- _Requirements_
List every line below containing "ylabel".
───
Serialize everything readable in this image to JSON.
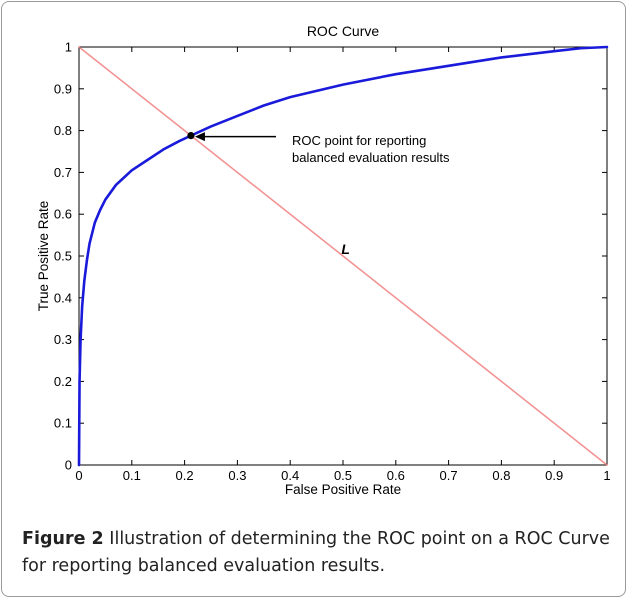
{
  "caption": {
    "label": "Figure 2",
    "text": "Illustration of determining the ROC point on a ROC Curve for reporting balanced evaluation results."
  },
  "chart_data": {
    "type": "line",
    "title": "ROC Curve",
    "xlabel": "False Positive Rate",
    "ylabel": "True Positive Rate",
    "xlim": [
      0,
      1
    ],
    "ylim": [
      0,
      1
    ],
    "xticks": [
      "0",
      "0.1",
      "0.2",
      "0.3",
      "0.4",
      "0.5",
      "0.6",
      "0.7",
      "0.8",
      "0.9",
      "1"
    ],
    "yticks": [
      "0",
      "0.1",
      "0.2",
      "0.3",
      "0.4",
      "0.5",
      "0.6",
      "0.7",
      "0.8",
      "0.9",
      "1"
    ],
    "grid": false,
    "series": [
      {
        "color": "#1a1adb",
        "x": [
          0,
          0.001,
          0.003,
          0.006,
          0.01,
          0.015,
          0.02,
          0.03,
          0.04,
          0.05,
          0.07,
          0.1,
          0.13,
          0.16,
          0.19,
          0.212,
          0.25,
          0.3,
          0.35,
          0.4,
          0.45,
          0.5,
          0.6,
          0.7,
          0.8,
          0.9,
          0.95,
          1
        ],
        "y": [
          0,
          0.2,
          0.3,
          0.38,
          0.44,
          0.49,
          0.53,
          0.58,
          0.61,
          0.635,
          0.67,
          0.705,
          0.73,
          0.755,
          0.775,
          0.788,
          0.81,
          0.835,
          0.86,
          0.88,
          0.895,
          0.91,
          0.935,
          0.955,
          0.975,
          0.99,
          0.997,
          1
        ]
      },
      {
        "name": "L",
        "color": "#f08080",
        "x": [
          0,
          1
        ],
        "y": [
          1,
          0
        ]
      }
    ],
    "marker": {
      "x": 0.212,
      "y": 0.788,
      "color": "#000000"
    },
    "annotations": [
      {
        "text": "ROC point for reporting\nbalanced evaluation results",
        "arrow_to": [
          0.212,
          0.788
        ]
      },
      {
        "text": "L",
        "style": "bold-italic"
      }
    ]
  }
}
───
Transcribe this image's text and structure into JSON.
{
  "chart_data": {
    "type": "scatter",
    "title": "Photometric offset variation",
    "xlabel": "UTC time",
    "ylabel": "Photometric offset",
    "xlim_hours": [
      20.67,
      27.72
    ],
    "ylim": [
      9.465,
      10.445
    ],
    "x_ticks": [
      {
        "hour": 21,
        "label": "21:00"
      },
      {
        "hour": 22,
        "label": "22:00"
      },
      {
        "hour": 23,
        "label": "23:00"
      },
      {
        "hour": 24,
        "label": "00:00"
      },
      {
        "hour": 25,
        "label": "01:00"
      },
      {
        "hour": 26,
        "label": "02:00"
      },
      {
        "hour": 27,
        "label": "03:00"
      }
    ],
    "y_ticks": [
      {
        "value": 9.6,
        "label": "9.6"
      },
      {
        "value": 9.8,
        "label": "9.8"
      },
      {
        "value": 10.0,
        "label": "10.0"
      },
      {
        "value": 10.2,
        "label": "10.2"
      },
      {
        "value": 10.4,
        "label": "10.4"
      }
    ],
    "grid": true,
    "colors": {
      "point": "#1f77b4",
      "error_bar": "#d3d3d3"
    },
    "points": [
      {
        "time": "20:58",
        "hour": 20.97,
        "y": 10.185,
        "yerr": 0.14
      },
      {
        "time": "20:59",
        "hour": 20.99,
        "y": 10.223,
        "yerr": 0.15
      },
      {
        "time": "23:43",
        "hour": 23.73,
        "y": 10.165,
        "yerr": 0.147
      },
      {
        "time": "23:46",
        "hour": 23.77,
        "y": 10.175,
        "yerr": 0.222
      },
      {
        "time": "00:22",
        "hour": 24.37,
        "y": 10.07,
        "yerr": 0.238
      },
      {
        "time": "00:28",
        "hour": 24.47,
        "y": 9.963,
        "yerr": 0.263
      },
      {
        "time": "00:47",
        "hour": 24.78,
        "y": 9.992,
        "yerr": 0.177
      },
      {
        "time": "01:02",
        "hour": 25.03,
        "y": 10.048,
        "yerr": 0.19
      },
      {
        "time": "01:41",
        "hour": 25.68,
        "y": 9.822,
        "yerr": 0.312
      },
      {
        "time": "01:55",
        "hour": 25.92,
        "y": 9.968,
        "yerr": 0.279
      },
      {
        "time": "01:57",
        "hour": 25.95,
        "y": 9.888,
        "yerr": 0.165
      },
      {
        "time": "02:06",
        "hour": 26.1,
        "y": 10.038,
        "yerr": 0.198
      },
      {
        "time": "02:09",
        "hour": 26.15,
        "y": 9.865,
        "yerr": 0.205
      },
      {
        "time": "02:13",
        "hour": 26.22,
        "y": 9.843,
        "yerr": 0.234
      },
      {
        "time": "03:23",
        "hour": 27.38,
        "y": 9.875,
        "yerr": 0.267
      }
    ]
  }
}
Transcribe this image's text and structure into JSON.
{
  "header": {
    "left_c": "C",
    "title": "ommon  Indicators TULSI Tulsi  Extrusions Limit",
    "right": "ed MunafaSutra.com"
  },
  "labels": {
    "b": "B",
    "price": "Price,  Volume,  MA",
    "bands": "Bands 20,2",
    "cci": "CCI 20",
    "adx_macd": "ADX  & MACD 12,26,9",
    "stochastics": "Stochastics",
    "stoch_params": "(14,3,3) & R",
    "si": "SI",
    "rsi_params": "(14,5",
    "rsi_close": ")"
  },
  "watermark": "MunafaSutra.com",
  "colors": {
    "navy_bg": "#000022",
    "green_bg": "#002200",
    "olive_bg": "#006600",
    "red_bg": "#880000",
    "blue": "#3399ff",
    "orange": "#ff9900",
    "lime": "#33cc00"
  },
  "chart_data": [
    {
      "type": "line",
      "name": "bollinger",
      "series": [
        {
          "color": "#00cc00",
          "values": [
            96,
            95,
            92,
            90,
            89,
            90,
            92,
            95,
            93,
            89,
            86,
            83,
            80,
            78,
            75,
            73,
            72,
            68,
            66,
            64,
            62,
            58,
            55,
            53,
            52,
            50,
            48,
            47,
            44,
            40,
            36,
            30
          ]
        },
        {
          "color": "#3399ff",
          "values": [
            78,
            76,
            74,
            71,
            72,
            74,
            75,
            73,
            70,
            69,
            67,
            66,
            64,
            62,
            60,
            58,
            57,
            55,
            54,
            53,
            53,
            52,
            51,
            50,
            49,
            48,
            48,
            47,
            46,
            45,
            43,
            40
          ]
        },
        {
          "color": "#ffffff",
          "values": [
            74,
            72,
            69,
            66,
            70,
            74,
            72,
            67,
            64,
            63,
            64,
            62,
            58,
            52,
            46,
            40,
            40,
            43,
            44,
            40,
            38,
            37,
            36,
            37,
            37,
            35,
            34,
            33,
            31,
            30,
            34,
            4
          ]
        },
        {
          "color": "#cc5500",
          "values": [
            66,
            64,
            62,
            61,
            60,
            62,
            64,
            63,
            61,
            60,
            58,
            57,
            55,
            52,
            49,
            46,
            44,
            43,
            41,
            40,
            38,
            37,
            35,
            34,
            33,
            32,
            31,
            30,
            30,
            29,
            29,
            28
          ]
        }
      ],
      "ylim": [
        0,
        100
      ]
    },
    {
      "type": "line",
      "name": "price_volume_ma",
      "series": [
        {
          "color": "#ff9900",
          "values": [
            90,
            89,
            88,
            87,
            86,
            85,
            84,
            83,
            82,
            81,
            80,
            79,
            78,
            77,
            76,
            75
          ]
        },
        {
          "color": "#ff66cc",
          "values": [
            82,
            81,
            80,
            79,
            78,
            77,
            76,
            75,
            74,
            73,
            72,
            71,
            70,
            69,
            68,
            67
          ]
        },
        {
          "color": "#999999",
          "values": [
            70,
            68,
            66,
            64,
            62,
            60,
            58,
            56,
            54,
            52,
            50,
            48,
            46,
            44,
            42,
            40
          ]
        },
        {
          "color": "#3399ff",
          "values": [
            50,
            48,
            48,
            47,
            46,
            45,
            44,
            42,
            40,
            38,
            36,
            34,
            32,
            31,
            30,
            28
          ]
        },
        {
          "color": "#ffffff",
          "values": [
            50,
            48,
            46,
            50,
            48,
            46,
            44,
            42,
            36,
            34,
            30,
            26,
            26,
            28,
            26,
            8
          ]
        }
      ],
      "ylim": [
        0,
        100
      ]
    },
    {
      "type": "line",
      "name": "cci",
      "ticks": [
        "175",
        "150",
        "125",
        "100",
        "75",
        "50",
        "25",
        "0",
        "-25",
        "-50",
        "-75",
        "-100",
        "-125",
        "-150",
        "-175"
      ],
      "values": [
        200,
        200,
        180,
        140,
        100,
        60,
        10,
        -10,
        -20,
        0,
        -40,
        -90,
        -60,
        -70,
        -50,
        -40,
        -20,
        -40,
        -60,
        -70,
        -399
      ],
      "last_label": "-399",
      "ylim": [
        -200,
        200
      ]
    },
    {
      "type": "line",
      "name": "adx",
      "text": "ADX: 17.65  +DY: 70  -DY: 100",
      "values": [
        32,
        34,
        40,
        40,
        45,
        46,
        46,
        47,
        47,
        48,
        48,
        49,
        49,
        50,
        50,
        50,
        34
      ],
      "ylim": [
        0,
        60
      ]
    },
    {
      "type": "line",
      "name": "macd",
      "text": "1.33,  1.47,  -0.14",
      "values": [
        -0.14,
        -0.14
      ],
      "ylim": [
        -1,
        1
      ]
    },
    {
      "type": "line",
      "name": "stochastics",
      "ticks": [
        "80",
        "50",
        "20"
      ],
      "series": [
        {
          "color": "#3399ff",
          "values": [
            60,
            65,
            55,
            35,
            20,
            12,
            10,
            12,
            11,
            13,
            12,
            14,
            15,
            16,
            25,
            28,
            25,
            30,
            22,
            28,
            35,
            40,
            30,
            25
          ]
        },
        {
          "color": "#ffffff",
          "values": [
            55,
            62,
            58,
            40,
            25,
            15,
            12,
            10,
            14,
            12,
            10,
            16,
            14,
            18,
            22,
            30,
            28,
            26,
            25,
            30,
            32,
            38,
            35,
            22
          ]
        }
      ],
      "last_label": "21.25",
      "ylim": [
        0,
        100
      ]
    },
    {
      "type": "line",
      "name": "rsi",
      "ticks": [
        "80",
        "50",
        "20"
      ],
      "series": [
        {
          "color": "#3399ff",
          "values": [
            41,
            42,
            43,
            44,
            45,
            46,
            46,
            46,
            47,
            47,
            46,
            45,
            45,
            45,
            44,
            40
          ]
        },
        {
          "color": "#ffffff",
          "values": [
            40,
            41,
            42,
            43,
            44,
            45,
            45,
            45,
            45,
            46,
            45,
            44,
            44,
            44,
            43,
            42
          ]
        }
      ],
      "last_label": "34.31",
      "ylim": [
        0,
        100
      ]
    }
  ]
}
───
- _Result_
    "ylabel": "True Positive Rate",
    "ylabel": "Photometric offset",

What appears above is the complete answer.